## Start Dataset records

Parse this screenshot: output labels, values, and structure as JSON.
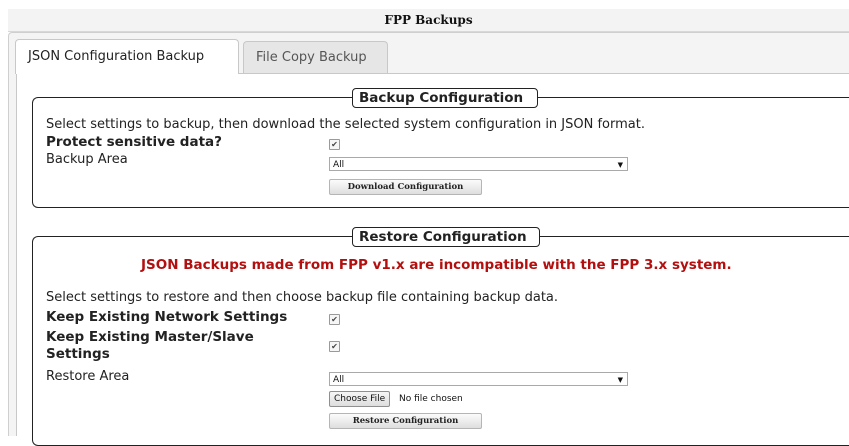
{
  "page": {
    "title": "FPP Backups"
  },
  "tabs": [
    {
      "label": "JSON Configuration Backup",
      "active": true
    },
    {
      "label": "File Copy Backup",
      "active": false
    }
  ],
  "backup": {
    "legend": "Backup Configuration",
    "description": "Select settings to backup, then download the selected system configuration in JSON format.",
    "protect_label": "Protect sensitive data?",
    "protect_checked": true,
    "area_label": "Backup Area",
    "area_value": "All",
    "download_button": "Download Configuration"
  },
  "restore": {
    "legend": "Restore Configuration",
    "warning": "JSON Backups made from FPP v1.x are incompatible with the FPP 3.x system.",
    "description": "Select settings to restore and then choose backup file containing backup data.",
    "keep_network_label": "Keep Existing Network Settings",
    "keep_network_checked": true,
    "keep_master_label_line1": "Keep Existing Master/Slave",
    "keep_master_label_line2": "Settings",
    "keep_master_checked": true,
    "area_label": "Restore Area",
    "area_value": "All",
    "choose_file_button": "Choose File",
    "file_status": "No file chosen",
    "restore_button": "Restore Configuration"
  },
  "icons": {
    "checkmark": "checkmark-icon",
    "dropdown": "dropdown-arrow-icon"
  }
}
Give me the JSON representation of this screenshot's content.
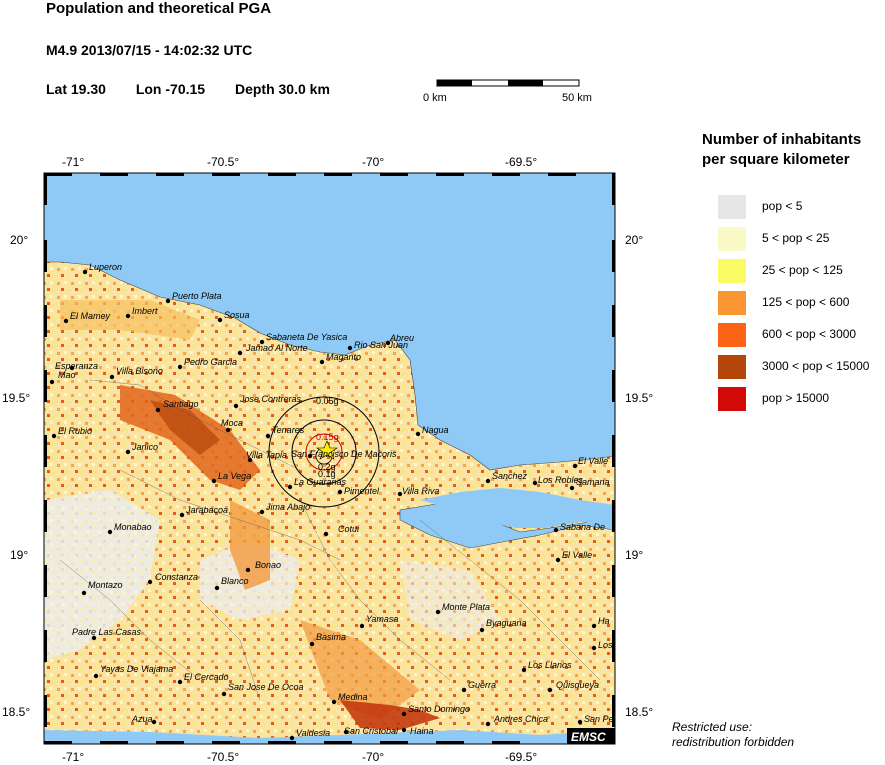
{
  "header": {
    "title": "Population and theoretical PGA",
    "event": "M4.9  2013/07/15 - 14:02:32 UTC",
    "lat": "Lat 19.30",
    "lon": "Lon -70.15",
    "depth": "Depth  30.0 km"
  },
  "scale_bar": {
    "start_label": "0 km",
    "end_label": "50 km"
  },
  "legend": {
    "title_line1": "Number of inhabitants",
    "title_line2": "per square kilometer",
    "items": [
      {
        "label": "pop < 5",
        "color": "#e6e6e6"
      },
      {
        "label": "5 < pop < 25",
        "color": "#fafac8"
      },
      {
        "label": "25 < pop < 125",
        "color": "#fafa64"
      },
      {
        "label": "125 < pop < 600",
        "color": "#fa9632"
      },
      {
        "label": "600 < pop < 3000",
        "color": "#fa6414"
      },
      {
        "label": "3000 < pop < 15000",
        "color": "#b4460a"
      },
      {
        "label": "pop > 15000",
        "color": "#d20a0a"
      }
    ]
  },
  "axes": {
    "lon_ticks": [
      "-71°",
      "-70.5°",
      "-70°",
      "-69.5°"
    ],
    "lat_ticks": [
      "20°",
      "19.5°",
      "19°",
      "18.5°"
    ]
  },
  "pga_labels": [
    "0.05g",
    "0.15g",
    "0.2g",
    "0.1g"
  ],
  "cities": [
    "Luperon",
    "Puerto Plata",
    "El Mamey",
    "Imbert",
    "Sosua",
    "Sabaneta De Yasica",
    "Abreu",
    "Jamao Al Norte",
    "Rio San Juan",
    "Esperanza",
    "Pedro Garcia",
    "Maganto",
    "Mao",
    "Villa Bisono",
    "Santiago",
    "Jose Contreras",
    "El Rubio",
    "Moca",
    "Tenares",
    "Nagua",
    "Janico",
    "San Francisco De Macoris",
    "Villa Tapia",
    "La Vega",
    "La Guaranas",
    "Pimentel",
    "Villa Riva",
    "Sanchez",
    "Los Robles",
    "El Valle",
    "Samana",
    "Jarabacoa",
    "Jima Abajo",
    "Monabao",
    "Cotui",
    "Sabana De",
    "El Valle",
    "Bonao",
    "Constanza",
    "Blanco",
    "Montazo",
    "Monte Plata",
    "Yamasa",
    "Padre Las Casas",
    "Basima",
    "Byaguana",
    "Ha",
    "Los",
    "Yayas De Viajama",
    "El Cercado",
    "Los Llanos",
    "Guerra",
    "Quisqueya",
    "San Jose De Ocoa",
    "Medina",
    "Santo Domingo",
    "Andres Chica",
    "San Pe",
    "Azua",
    "Valdesia",
    "San Cristobal",
    "Haina"
  ],
  "logo": "EMSC",
  "restricted": {
    "line1": "Restricted use:",
    "line2": "redistribution forbidden"
  }
}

## End Dataset records

Copy all the records above exactly, but leave out the pictures.

Parse this screenshot: output labels, values, and structure as JSON.
{
  "page": {
    "title": "FPP Backups"
  },
  "tabs": [
    {
      "label": "JSON Configuration Backup",
      "active": true
    },
    {
      "label": "File Copy Backup",
      "active": false
    }
  ],
  "backup": {
    "legend": "Backup Configuration",
    "description": "Select settings to backup, then download the selected system configuration in JSON format.",
    "protect_label": "Protect sensitive data?",
    "protect_checked": true,
    "area_label": "Backup Area",
    "area_value": "All",
    "download_button": "Download Configuration"
  },
  "restore": {
    "legend": "Restore Configuration",
    "warning": "JSON Backups made from FPP v1.x are incompatible with the FPP 3.x system.",
    "description": "Select settings to restore and then choose backup file containing backup data.",
    "keep_network_label": "Keep Existing Network Settings",
    "keep_network_checked": true,
    "keep_master_label_line1": "Keep Existing Master/Slave",
    "keep_master_label_line2": "Settings",
    "keep_master_checked": true,
    "area_label": "Restore Area",
    "area_value": "All",
    "choose_file_button": "Choose File",
    "file_status": "No file chosen",
    "restore_button": "Restore Configuration"
  },
  "icons": {
    "checkmark": "checkmark-icon",
    "dropdown": "dropdown-arrow-icon"
  }
}
Give me the JSON representation of this screenshot's content.
{
  "header": {
    "title": "Population and theoretical PGA",
    "event": "M4.9  2013/07/15 - 14:02:32 UTC",
    "lat": "Lat 19.30",
    "lon": "Lon -70.15",
    "depth": "Depth  30.0 km"
  },
  "scale_bar": {
    "start_label": "0 km",
    "end_label": "50 km"
  },
  "legend": {
    "title_line1": "Number of inhabitants",
    "title_line2": "per square kilometer",
    "items": [
      {
        "label": "pop < 5",
        "color": "#e6e6e6"
      },
      {
        "label": "5 < pop < 25",
        "color": "#fafac8"
      },
      {
        "label": "25 < pop < 125",
        "color": "#fafa64"
      },
      {
        "label": "125 < pop < 600",
        "color": "#fa9632"
      },
      {
        "label": "600 < pop < 3000",
        "color": "#fa6414"
      },
      {
        "label": "3000 < pop < 15000",
        "color": "#b4460a"
      },
      {
        "label": "pop > 15000",
        "color": "#d20a0a"
      }
    ]
  },
  "axes": {
    "lon_ticks": [
      "-71°",
      "-70.5°",
      "-70°",
      "-69.5°"
    ],
    "lat_ticks": [
      "20°",
      "19.5°",
      "19°",
      "18.5°"
    ]
  },
  "pga_labels": [
    "0.05g",
    "0.15g",
    "0.2g",
    "0.1g"
  ],
  "cities": [
    "Luperon",
    "Puerto Plata",
    "El Mamey",
    "Imbert",
    "Sosua",
    "Sabaneta De Yasica",
    "Abreu",
    "Jamao Al Norte",
    "Rio San Juan",
    "Esperanza",
    "Pedro Garcia",
    "Maganto",
    "Mao",
    "Villa Bisono",
    "Santiago",
    "Jose Contreras",
    "El Rubio",
    "Moca",
    "Tenares",
    "Nagua",
    "Janico",
    "San Francisco De Macoris",
    "Villa Tapia",
    "La Vega",
    "La Guaranas",
    "Pimentel",
    "Villa Riva",
    "Sanchez",
    "Los Robles",
    "El Valle",
    "Samana",
    "Jarabacoa",
    "Jima Abajo",
    "Monabao",
    "Cotui",
    "Sabana De",
    "El Valle",
    "Bonao",
    "Constanza",
    "Blanco",
    "Montazo",
    "Monte Plata",
    "Yamasa",
    "Padre Las Casas",
    "Basima",
    "Byaguana",
    "Ha",
    "Los",
    "Yayas De Viajama",
    "El Cercado",
    "Los Llanos",
    "Guerra",
    "Quisqueya",
    "San Jose De Ocoa",
    "Medina",
    "Santo Domingo",
    "Andres Chica",
    "San Pe",
    "Azua",
    "Valdesia",
    "San Cristobal",
    "Haina"
  ],
  "logo": "EMSC",
  "restricted": {
    "line1": "Restricted use:",
    "line2": "redistribution forbidden"
  }
}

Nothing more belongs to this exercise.